» TEXT EXTRACT
_ _ _ _ _ _ _
Judicial Watch
- Formation: July 29, 1994; 32 years ago
- Type: 501(c)(3) organization
- Tax ID no.: 52-1885088
- Headquarters: 425 Third Street, SW Washington, D.C., U.S. 20024
- Location: United States;
- President: Tom Fitton
- Revenue: $102 million (2025)
- Expenses: $57.4 million (2025)
- Staff: 59 (2023)
- Website: www.judicialwatch.org

= Judicial Watch =

American conservative activist group

Judicial Watch (JW) is an is a 501(c)(3) nonprofit conservative activist group It works on government oversight through Freedom of Information Act (FOIA) requests and lawsuits. It describes its mission as promoting transparency, accountability, and integrity in government.

Judicial Watch has primarily targeted Democrats, in particular the administrations of Bill Clinton and Barack Obama, as well as Hillary Clinton's role in them. It was founded by attorney Larry Klayman, and has been led by Tom Fitton since 2003.

==History==

Judicial Watch was founded in 1994 by attorney and conservative activist Larry Klayman. Before leaving the organization in 2003, Klayman hired Tom Fitton, who became president of the organization. In October 2016, The New York Times wrote: "Judicial Watch's strategy is simple: Carpet-bomb the federal courts with Freedom of Information Act lawsuits."

As of 2024, the organization had 63 employees. Judicial Watch calls itself a nonpartisan educational foundation as well as a media organization. According to the Times, "the group has forced the release of government records that would otherwise have been kept from the public." Critics accuse JW of "weaponizing the Freedom of Information Act for political purposes."

===Clinton administration===
Judicial Watch came to public attention after filing eighteen lawsuits against the administration of Democratic U.S. President Bill Clinton and other figures in the Clinton administration. An early lawsuit was filed by Judicial Watch on behalf of the Western Center for Journalism (WCJ) in 1998. The lawsuit alleged a retaliatory audit by the Internal Revenue Service (IRS). The WCJ was investigating the death of Clinton deputy White House counsel Vince Foster at the time.

The organization received considerable financial support from prominent Clinton critics, including US$7.74 million from conservative billionaire Richard Mellon Scaife. This led Clinton administration officials to accuse Judicial Watch of "abusing the judicial system for partisan ends".
_ _ _ _ _ _ _
» GIVEN EXERCISE 1
Rewrite the Judicial Watch text starting with "- Staff: 59" and going on through "Fitton since 2003.", replacing "nonprofit" with "not-for-profit".
The Judicial Watch text has no connection to the rows that follow it.

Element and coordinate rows
_ _ _ _ _ _ _
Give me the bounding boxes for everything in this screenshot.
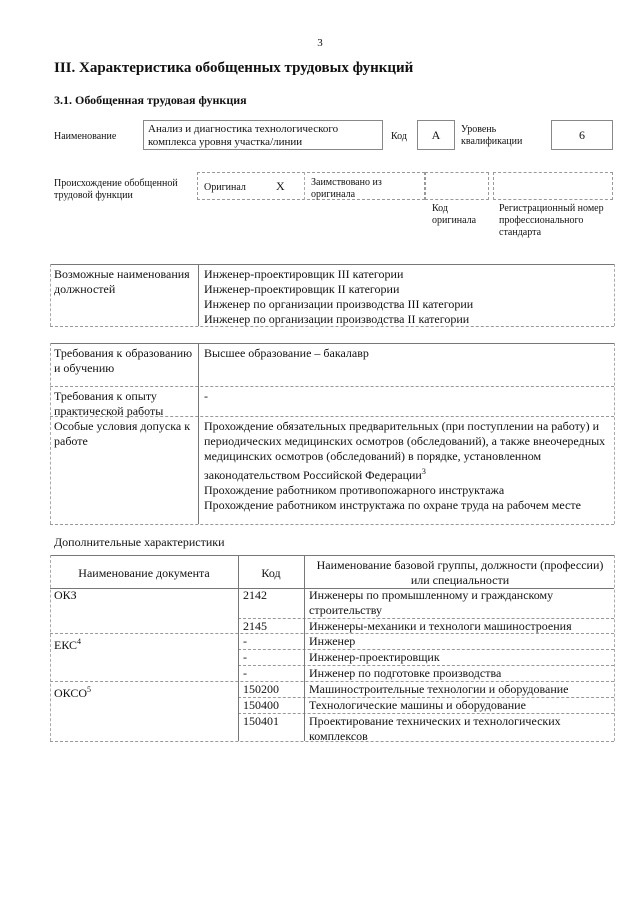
row-code: 2145 [243,619,267,633]
position-item: Инженер-проектировщик II категории [204,282,400,296]
additional-title: Дополнительные характеристики [54,535,225,549]
admission-value [204,419,608,513]
row-code: - [243,634,247,648]
row-doc: ОКЗ [54,588,77,602]
row-code: 150400 [243,698,279,712]
admission-label: Особые условия допуска к работе [54,419,191,448]
header-doc: Наименование документа [78,566,210,580]
position-item: Инженер по организации производства II категории [204,312,470,326]
row-name: Инженеры-механики и технологи машиностроения [309,619,572,633]
row-name: Инженеры по промышленному и гражданскому строительству [309,588,554,617]
positions-label: Возможные наименования должностей [54,267,190,296]
row-name: Инженер по подготовке производства [309,666,502,680]
code-label: Код [391,131,407,142]
origin-label: Происхождение обобщенной трудовой функции [54,178,178,201]
original-mark: X [276,179,285,193]
footnote-mark: 5 [87,685,92,694]
row-name: Инженер [309,634,356,648]
row-code: 150200 [243,682,279,696]
footnote-mark: 3 [421,467,426,476]
row-name: Инженер-проектировщик [309,650,440,664]
admission-line: Прохождение работником противопожарного инструктажа [204,483,505,497]
education-value: Высшее образование – бакалавр [204,346,369,360]
row-name: Технологические машины и оборудование [309,698,526,712]
reg-number-label: Регистрационный номер профессионального стандарта [499,203,604,238]
education-label: Требования к образованию и обучению [54,346,193,375]
row-doc: ОКСО$^5$ [54,685,92,700]
header-name: Наименование базовой группы, должности (профессии) или специальности [316,558,604,587]
row-name: Проектирование технических и технологических комплексов [309,714,561,743]
row-code: - [243,650,247,664]
section-title: III. Характеристика обобщенных трудовых функций [54,60,414,76]
name-value: Анализ и диагностика технологического комплекса уровня участка/линии [143,120,383,150]
page-number: 3 [317,37,323,49]
positions-list [204,267,612,327]
code-value: А [417,120,455,150]
name-label: Наименование [54,131,117,142]
header-code: Код [261,566,281,580]
row-name: Машиностроительные технологии и оборудование [309,682,569,696]
row-code: 150401 [243,714,279,728]
level-label: Уровень квалификации [461,124,523,147]
code-original-label: Код оригинала [432,203,477,226]
code-original-box [425,172,489,200]
borrowed-label: Заимствовано из оригинала [311,177,382,200]
row-doc: ЕКС$^4$ [54,637,82,652]
footnote-mark: 4 [77,637,82,646]
admission-line: Прохождение работником инструктажа по охране труда на рабочем месте [204,498,581,512]
position-item: Инженер-проектировщик III категории [204,267,404,281]
reg-number-box [493,172,613,200]
subsection-title: 3.1. Обобщенная трудовая функция [54,93,247,107]
row-code: 2142 [243,588,267,602]
experience-label: Требования к опыту практической работы [54,389,164,418]
experience-value: - [204,389,208,403]
position-item: Инженер по организации производства III категории [204,297,474,311]
admission-line: Прохождение обязательных предварительных (при поступлении на работу) и периодических медицинских осмотров (обследований), а также внеочередных медицинских осмотров (обследований) в порядке, установленном законодательством Российской Федерации$^3$ [204,419,606,482]
level-value: 6 [551,120,613,150]
row-code: - [243,666,247,680]
original-label: Оригинал [204,182,246,193]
_ _ _ _ _ _ _
» GIVEN EXERCISE 2
Count the lines in the rows that contain the string "категории", with case counting, and give only the number.

» RIGHT ANSWER 1
- Staff: 59 (2023)
- Website: www.judicialwatch.org

= Judicial Watch =

American conservative activist group

Judicial Watch (JW) is an is a 501(c)(3) not-for-profit conservative activist group It works on government oversight through Freedom of Information Act (FOIA) requests and lawsuits. It describes its mission as promoting transparency, accountability, and integrity in government.

Judicial Watch has primarily targeted Democrats, in particular the administrations of Bill Clinton and Barack Obama, as well as Hillary Clinton's role in them. It was founded by attorney Larry Klayman, and has been led by Tom Fitton since 2003.

» RIGHT ANSWER 2
4